__TASK DIRECTIONS__: Copy out the records starting at the line that contains "chart-title-line-2: by 12th" and ending at the line that contains "x-tick-labels: 1976 1982", with "Students" renamed to "Pupils" and nothing else changed.

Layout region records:
━━━━━━━━

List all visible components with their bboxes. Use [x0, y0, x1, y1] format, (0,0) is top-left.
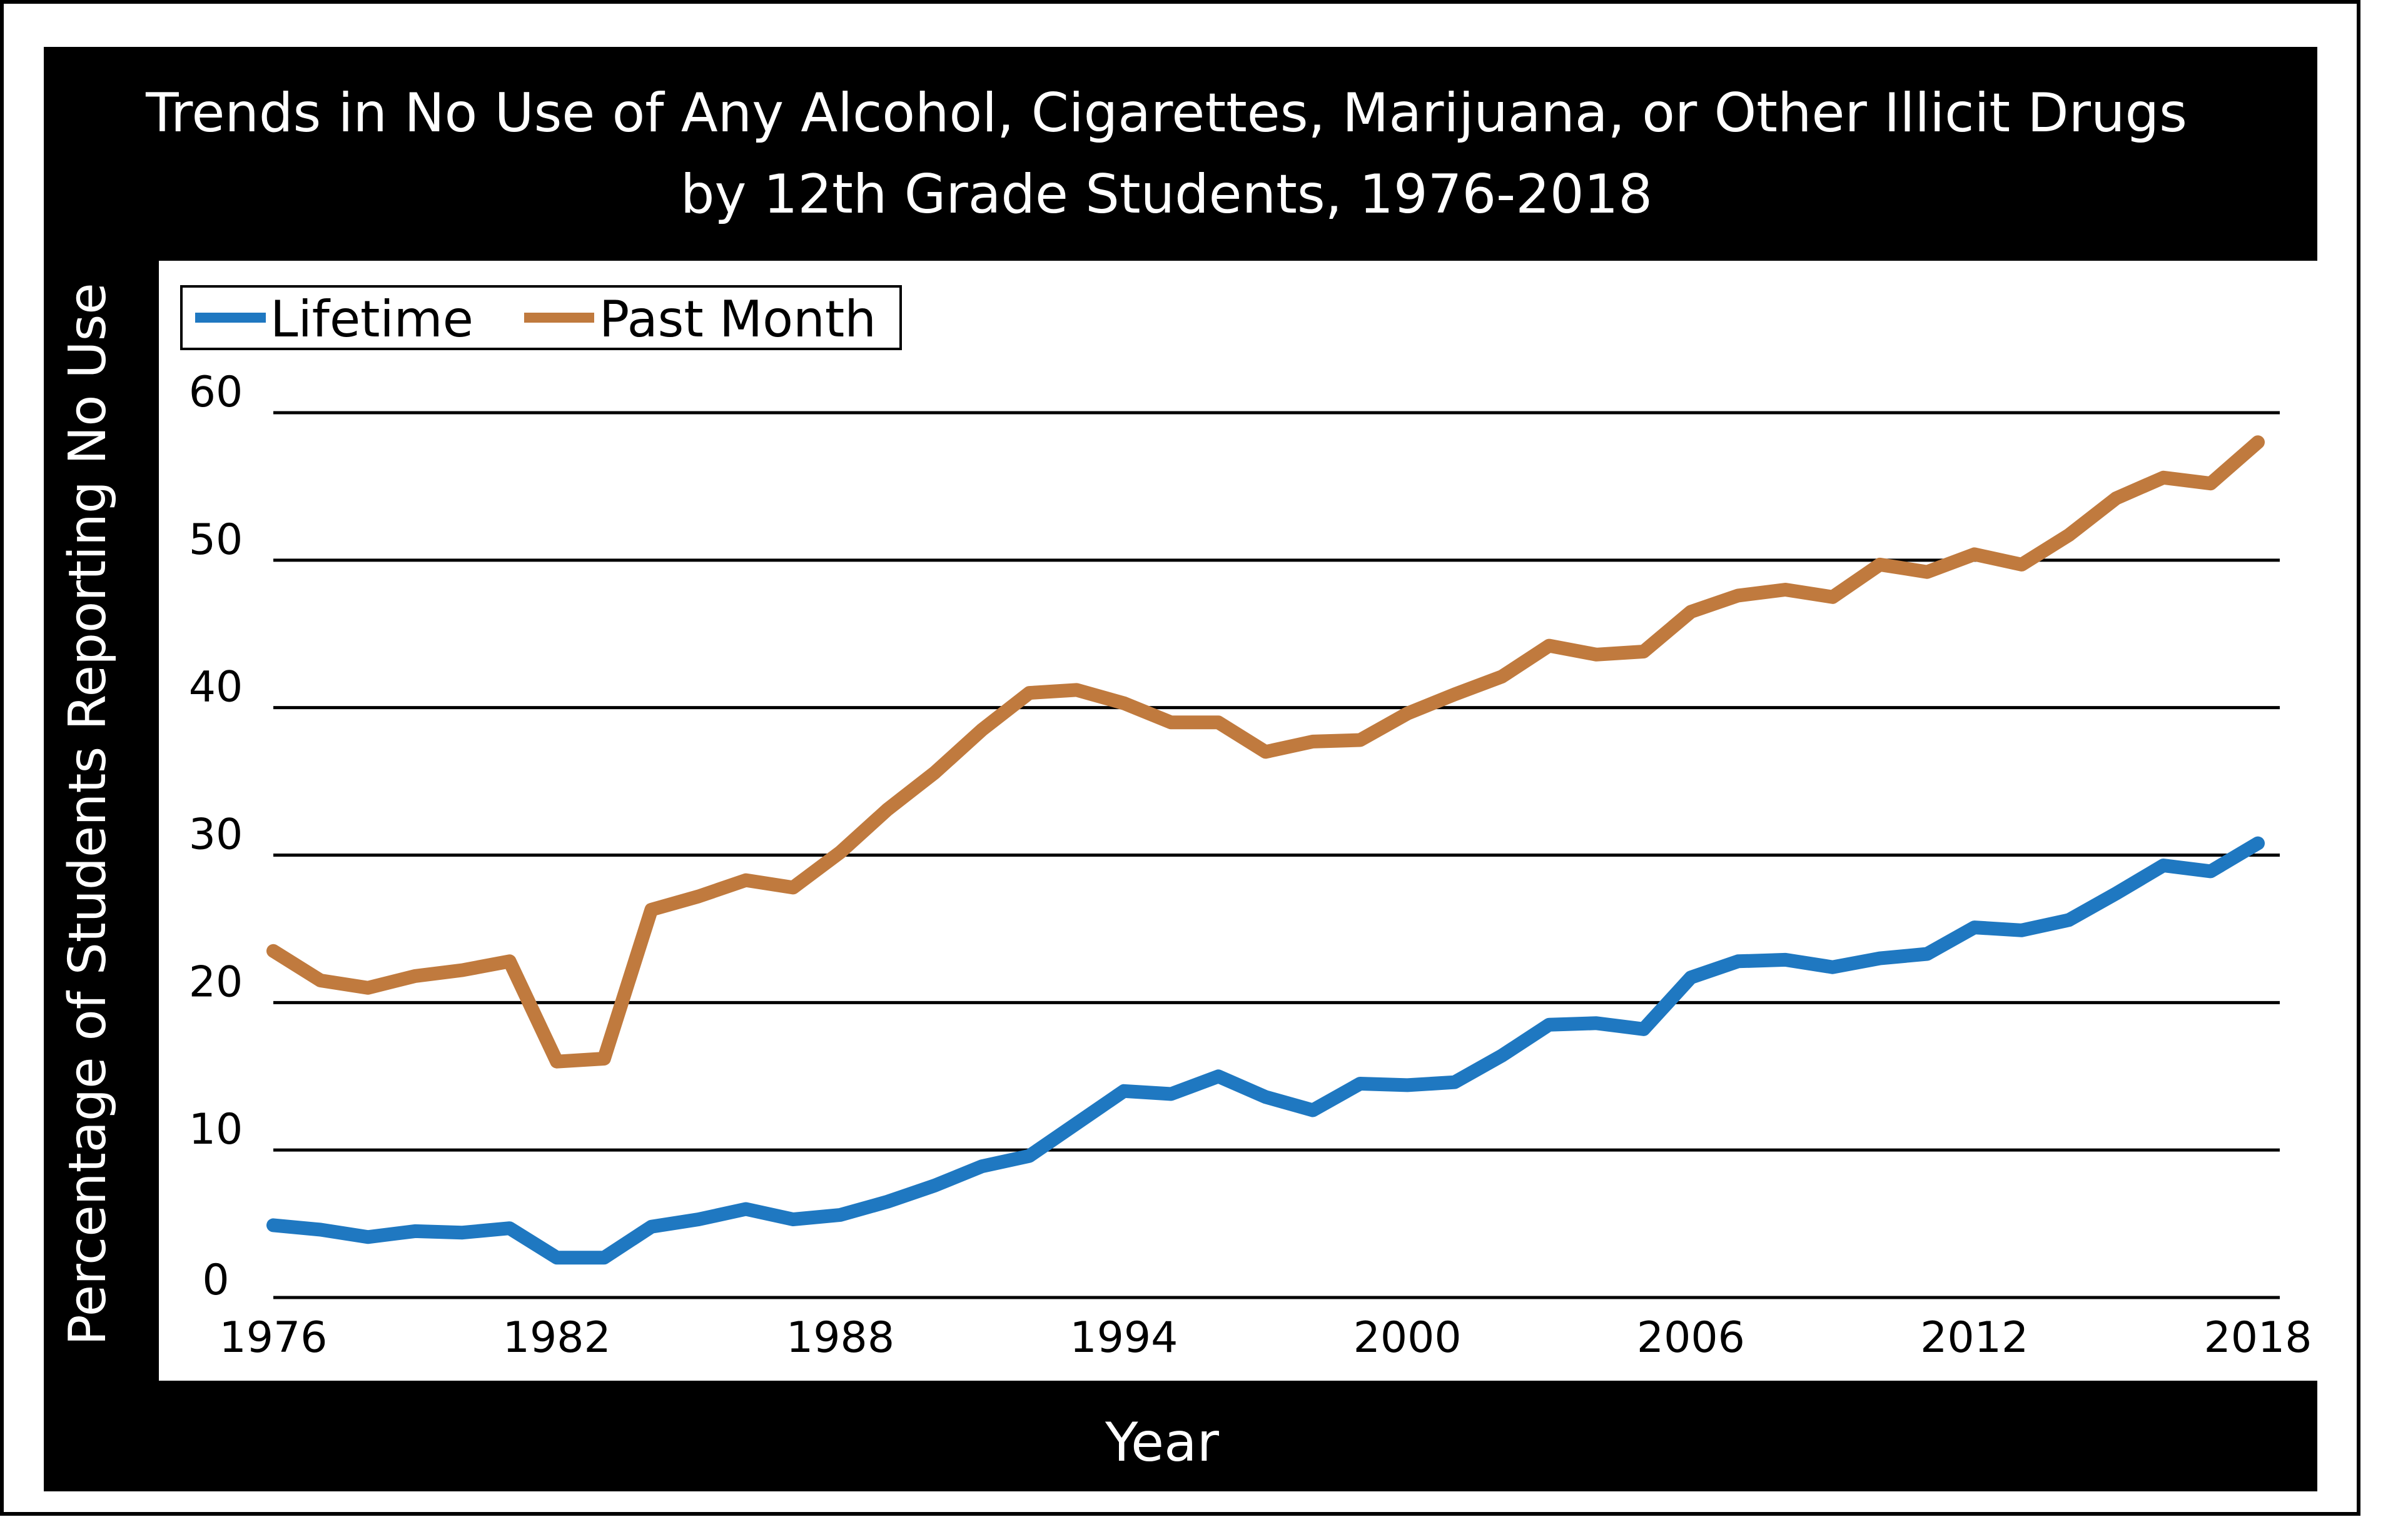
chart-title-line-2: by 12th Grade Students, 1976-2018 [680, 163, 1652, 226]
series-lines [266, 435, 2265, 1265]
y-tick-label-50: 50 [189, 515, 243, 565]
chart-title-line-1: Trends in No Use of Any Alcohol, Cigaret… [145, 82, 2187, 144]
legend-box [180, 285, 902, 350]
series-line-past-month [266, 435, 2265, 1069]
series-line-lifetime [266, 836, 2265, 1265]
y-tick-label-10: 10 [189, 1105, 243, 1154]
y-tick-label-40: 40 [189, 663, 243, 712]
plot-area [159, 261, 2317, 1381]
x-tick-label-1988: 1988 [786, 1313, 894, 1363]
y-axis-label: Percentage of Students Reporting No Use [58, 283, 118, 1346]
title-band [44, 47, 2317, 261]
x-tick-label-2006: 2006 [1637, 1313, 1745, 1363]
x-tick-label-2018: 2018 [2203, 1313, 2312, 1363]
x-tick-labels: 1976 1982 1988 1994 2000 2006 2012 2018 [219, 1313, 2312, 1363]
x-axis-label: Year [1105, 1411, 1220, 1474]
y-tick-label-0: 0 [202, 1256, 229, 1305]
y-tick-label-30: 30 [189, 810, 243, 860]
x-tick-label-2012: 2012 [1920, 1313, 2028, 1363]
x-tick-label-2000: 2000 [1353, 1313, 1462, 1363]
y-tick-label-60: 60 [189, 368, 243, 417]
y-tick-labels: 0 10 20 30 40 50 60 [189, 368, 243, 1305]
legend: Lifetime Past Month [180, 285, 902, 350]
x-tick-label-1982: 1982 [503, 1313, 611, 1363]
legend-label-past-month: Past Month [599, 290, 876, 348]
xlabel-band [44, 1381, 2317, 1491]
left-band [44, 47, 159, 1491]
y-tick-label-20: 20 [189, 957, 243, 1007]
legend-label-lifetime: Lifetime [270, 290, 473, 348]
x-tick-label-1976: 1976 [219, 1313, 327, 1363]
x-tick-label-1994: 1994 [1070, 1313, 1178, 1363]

━━━━━━━━

__FINAL RESULT__:
chart-title-line-2: by 12th Grade Pupils, 1976-2018 [680, 163, 1652, 226]
series-lines [266, 435, 2265, 1265]
y-tick-label-50: 50 [189, 515, 243, 565]
chart-title-line-1: Trends in No Use of Any Alcohol, Cigaret… [145, 82, 2187, 144]
legend-box [180, 285, 902, 350]
series-line-past-month [266, 435, 2265, 1069]
series-line-lifetime [266, 836, 2265, 1265]
y-tick-label-10: 10 [189, 1105, 243, 1154]
y-tick-label-40: 40 [189, 663, 243, 712]
plot-area [159, 261, 2317, 1381]
x-tick-label-1988: 1988 [786, 1313, 894, 1363]
y-axis-label: Percentage of Pupils Reporting No Use [58, 283, 118, 1346]
title-band [44, 47, 2317, 261]
x-tick-label-2006: 2006 [1637, 1313, 1745, 1363]
x-tick-label-2018: 2018 [2203, 1313, 2312, 1363]
x-tick-labels: 1976 1982 1988 1994 2000 2006 2012 2018 [219, 1313, 2312, 1363]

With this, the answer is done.